§ What the task requires
In the data below, which lines hold the word "pints"? Copy them.

[Dataset records of page text]
================
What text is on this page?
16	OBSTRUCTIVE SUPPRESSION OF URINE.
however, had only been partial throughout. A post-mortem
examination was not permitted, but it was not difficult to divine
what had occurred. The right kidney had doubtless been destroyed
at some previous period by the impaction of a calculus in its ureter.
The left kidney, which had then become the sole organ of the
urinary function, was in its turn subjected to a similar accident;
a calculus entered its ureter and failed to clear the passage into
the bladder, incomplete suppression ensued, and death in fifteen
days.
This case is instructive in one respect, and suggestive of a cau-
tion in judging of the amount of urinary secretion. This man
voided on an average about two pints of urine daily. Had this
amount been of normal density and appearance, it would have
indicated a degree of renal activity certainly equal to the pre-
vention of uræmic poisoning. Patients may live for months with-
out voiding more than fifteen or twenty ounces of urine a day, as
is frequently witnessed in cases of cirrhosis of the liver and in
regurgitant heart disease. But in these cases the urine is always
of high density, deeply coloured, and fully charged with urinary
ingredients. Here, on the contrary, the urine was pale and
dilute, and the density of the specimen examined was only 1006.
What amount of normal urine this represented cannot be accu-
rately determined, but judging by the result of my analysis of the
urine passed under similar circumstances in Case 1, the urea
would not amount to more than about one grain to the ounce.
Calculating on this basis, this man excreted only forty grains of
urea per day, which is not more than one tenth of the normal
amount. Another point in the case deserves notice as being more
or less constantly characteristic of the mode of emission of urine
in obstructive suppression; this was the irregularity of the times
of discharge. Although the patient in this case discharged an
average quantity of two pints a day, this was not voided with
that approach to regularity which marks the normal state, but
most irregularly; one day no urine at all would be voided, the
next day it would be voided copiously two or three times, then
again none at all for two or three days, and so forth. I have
================
§ Answer
voided on an average about two pints of urine daily. Had this
average quantity of two pints a day, this was not voided with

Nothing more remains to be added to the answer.